### TASK REQUIREMENTS
Output the material beneath this task exactly, images excluded.

### SUPPLIED MATERIAL
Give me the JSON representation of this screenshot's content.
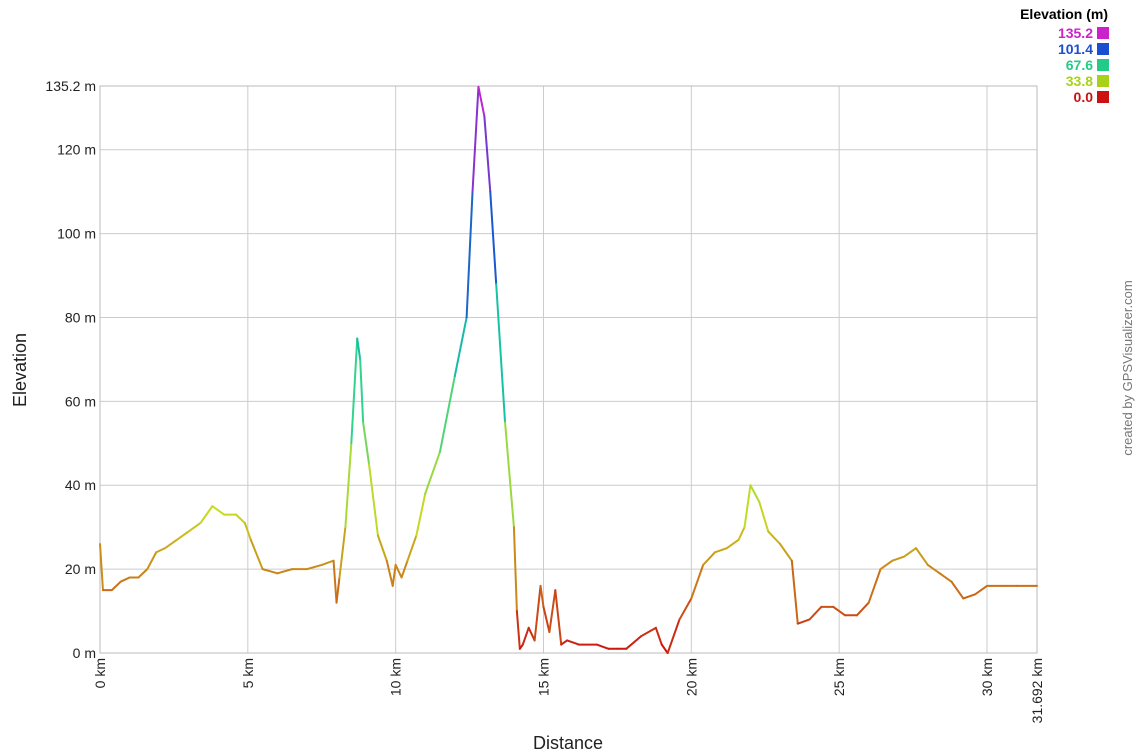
{
  "chart_data": {
    "type": "line",
    "xlabel": "Distance",
    "ylabel": "Elevation",
    "xlim": [
      0,
      31.692
    ],
    "ylim": [
      0,
      135.2
    ],
    "grid": true,
    "x_ticks": [
      {
        "value": 0,
        "label": "0 km"
      },
      {
        "value": 5,
        "label": "5 km"
      },
      {
        "value": 10,
        "label": "10 km"
      },
      {
        "value": 15,
        "label": "15 km"
      },
      {
        "value": 20,
        "label": "20 km"
      },
      {
        "value": 25,
        "label": "25 km"
      },
      {
        "value": 30,
        "label": "30 km"
      },
      {
        "value": 31.692,
        "label": "31.692 km"
      }
    ],
    "y_ticks": [
      {
        "value": 0,
        "label": "0 m"
      },
      {
        "value": 20,
        "label": "20 m"
      },
      {
        "value": 40,
        "label": "40 m"
      },
      {
        "value": 60,
        "label": "60 m"
      },
      {
        "value": 80,
        "label": "80 m"
      },
      {
        "value": 100,
        "label": "100 m"
      },
      {
        "value": 120,
        "label": "120 m"
      },
      {
        "value": 135.2,
        "label": "135.2 m"
      }
    ],
    "legend": {
      "title": "Elevation (m)",
      "placement": "top-right",
      "entries": [
        {
          "label": "135.2",
          "color": "#cc22cc"
        },
        {
          "label": "101.4",
          "color": "#1a4fd1"
        },
        {
          "label": "67.6",
          "color": "#22cc88"
        },
        {
          "label": "33.8",
          "color": "#a8d21a"
        },
        {
          "label": "0.0",
          "color": "#cc1111"
        }
      ]
    },
    "color_scale": [
      {
        "value": 0,
        "color": "#cc1111"
      },
      {
        "value": 33.8,
        "color": "#c8dc20"
      },
      {
        "value": 67.6,
        "color": "#18d0a0"
      },
      {
        "value": 101.4,
        "color": "#1a4fd1"
      },
      {
        "value": 135.2,
        "color": "#cc22cc"
      }
    ],
    "credit": "created by GPSVisualizer.com",
    "series": [
      {
        "x": [
          0,
          0.1,
          0.4,
          0.7,
          1.0,
          1.3,
          1.6,
          1.9,
          2.2,
          2.6,
          3.0,
          3.4,
          3.8,
          4.2,
          4.6,
          4.9,
          5.1,
          5.5,
          6.0,
          6.5,
          7.0,
          7.5,
          7.9,
          8.0,
          8.1,
          8.3,
          8.5,
          8.7,
          8.8,
          8.9,
          9.1,
          9.4,
          9.7,
          9.9,
          10.0,
          10.2,
          10.4,
          10.7,
          11.0,
          11.5,
          12.0,
          12.4,
          12.6,
          12.8,
          13.0,
          13.2,
          13.4,
          13.7,
          14.0,
          14.1,
          14.2,
          14.3,
          14.5,
          14.7,
          14.9,
          15.0,
          15.2,
          15.4,
          15.6,
          15.8,
          16.2,
          16.8,
          17.2,
          17.5,
          17.8,
          18.3,
          18.8,
          19.0,
          19.2,
          19.6,
          20.0,
          20.4,
          20.8,
          21.2,
          21.6,
          21.8,
          22.0,
          22.3,
          22.6,
          23.0,
          23.4,
          23.6,
          24.0,
          24.4,
          24.8,
          25.2,
          25.6,
          26.0,
          26.4,
          26.8,
          27.2,
          27.6,
          28.0,
          28.4,
          28.8,
          29.2,
          29.6,
          30.0,
          30.5,
          31.0,
          31.692
        ],
        "values": [
          26,
          15,
          15,
          17,
          18,
          18,
          20,
          24,
          25,
          27,
          29,
          31,
          35,
          33,
          33,
          31,
          27,
          20,
          19,
          20,
          20,
          21,
          22,
          12,
          18,
          30,
          50,
          75,
          70,
          55,
          45,
          28,
          22,
          16,
          21,
          18,
          22,
          28,
          38,
          48,
          66,
          80,
          110,
          135,
          128,
          110,
          88,
          55,
          30,
          10,
          1,
          2,
          6,
          3,
          16,
          11,
          5,
          15,
          2,
          3,
          2,
          2,
          1,
          1,
          1,
          4,
          6,
          2,
          0,
          8,
          13,
          21,
          24,
          25,
          27,
          30,
          40,
          36,
          29,
          26,
          22,
          7,
          8,
          11,
          11,
          9,
          9,
          12,
          20,
          22,
          23,
          25,
          21,
          19,
          17,
          13,
          14,
          16,
          16,
          16,
          16
        ]
      }
    ]
  }
}
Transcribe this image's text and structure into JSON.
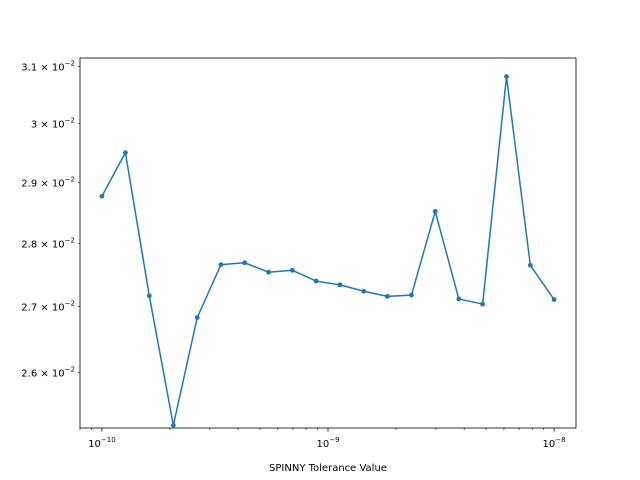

### TASK ANSWER
Give me the JSON representation of this screenshot's content.
{
  "chart_data": {
    "type": "line",
    "xlabel": "Distance",
    "ylabel": "Elevation",
    "xlim": [
      0,
      31.692
    ],
    "ylim": [
      0,
      135.2
    ],
    "grid": true,
    "x_ticks": [
      {
        "value": 0,
        "label": "0 km"
      },
      {
        "value": 5,
        "label": "5 km"
      },
      {
        "value": 10,
        "label": "10 km"
      },
      {
        "value": 15,
        "label": "15 km"
      },
      {
        "value": 20,
        "label": "20 km"
      },
      {
        "value": 25,
        "label": "25 km"
      },
      {
        "value": 30,
        "label": "30 km"
      },
      {
        "value": 31.692,
        "label": "31.692 km"
      }
    ],
    "y_ticks": [
      {
        "value": 0,
        "label": "0 m"
      },
      {
        "value": 20,
        "label": "20 m"
      },
      {
        "value": 40,
        "label": "40 m"
      },
      {
        "value": 60,
        "label": "60 m"
      },
      {
        "value": 80,
        "label": "80 m"
      },
      {
        "value": 100,
        "label": "100 m"
      },
      {
        "value": 120,
        "label": "120 m"
      },
      {
        "value": 135.2,
        "label": "135.2 m"
      }
    ],
    "legend": {
      "title": "Elevation (m)",
      "placement": "top-right",
      "entries": [
        {
          "label": "135.2",
          "color": "#cc22cc"
        },
        {
          "label": "101.4",
          "color": "#1a4fd1"
        },
        {
          "label": "67.6",
          "color": "#22cc88"
        },
        {
          "label": "33.8",
          "color": "#a8d21a"
        },
        {
          "label": "0.0",
          "color": "#cc1111"
        }
      ]
    },
    "color_scale": [
      {
        "value": 0,
        "color": "#cc1111"
      },
      {
        "value": 33.8,
        "color": "#c8dc20"
      },
      {
        "value": 67.6,
        "color": "#18d0a0"
      },
      {
        "value": 101.4,
        "color": "#1a4fd1"
      },
      {
        "value": 135.2,
        "color": "#cc22cc"
      }
    ],
    "credit": "created by GPSVisualizer.com",
    "series": [
      {
        "x": [
          0,
          0.1,
          0.4,
          0.7,
          1.0,
          1.3,
          1.6,
          1.9,
          2.2,
          2.6,
          3.0,
          3.4,
          3.8,
          4.2,
          4.6,
          4.9,
          5.1,
          5.5,
          6.0,
          6.5,
          7.0,
          7.5,
          7.9,
          8.0,
          8.1,
          8.3,
          8.5,
          8.7,
          8.8,
          8.9,
          9.1,
          9.4,
          9.7,
          9.9,
          10.0,
          10.2,
          10.4,
          10.7,
          11.0,
          11.5,
          12.0,
          12.4,
          12.6,
          12.8,
          13.0,
          13.2,
          13.4,
          13.7,
          14.0,
          14.1,
          14.2,
          14.3,
          14.5,
          14.7,
          14.9,
          15.0,
          15.2,
          15.4,
          15.6,
          15.8,
          16.2,
          16.8,
          17.2,
          17.5,
          17.8,
          18.3,
          18.8,
          19.0,
          19.2,
          19.6,
          20.0,
          20.4,
          20.8,
          21.2,
          21.6,
          21.8,
          22.0,
          22.3,
          22.6,
          23.0,
          23.4,
          23.6,
          24.0,
          24.4,
          24.8,
          25.2,
          25.6,
          26.0,
          26.4,
          26.8,
          27.2,
          27.6,
          28.0,
          28.4,
          28.8,
          29.2,
          29.6,
          30.0,
          30.5,
          31.0,
          31.692
        ],
        "values": [
          26,
          15,
          15,
          17,
          18,
          18,
          20,
          24,
          25,
          27,
          29,
          31,
          35,
          33,
          33,
          31,
          27,
          20,
          19,
          20,
          20,
          21,
          22,
          12,
          18,
          30,
          50,
          75,
          70,
          55,
          45,
          28,
          22,
          16,
          21,
          18,
          22,
          28,
          38,
          48,
          66,
          80,
          110,
          135,
          128,
          110,
          88,
          55,
          30,
          10,
          1,
          2,
          6,
          3,
          16,
          11,
          5,
          15,
          2,
          3,
          2,
          2,
          1,
          1,
          1,
          4,
          6,
          2,
          0,
          8,
          13,
          21,
          24,
          25,
          27,
          30,
          40,
          36,
          29,
          26,
          22,
          7,
          8,
          11,
          11,
          9,
          9,
          12,
          20,
          22,
          23,
          25,
          21,
          19,
          17,
          13,
          14,
          16,
          16,
          16,
          16
        ]
      }
    ]
  }
}
Transcribe this image's text and structure into JSON.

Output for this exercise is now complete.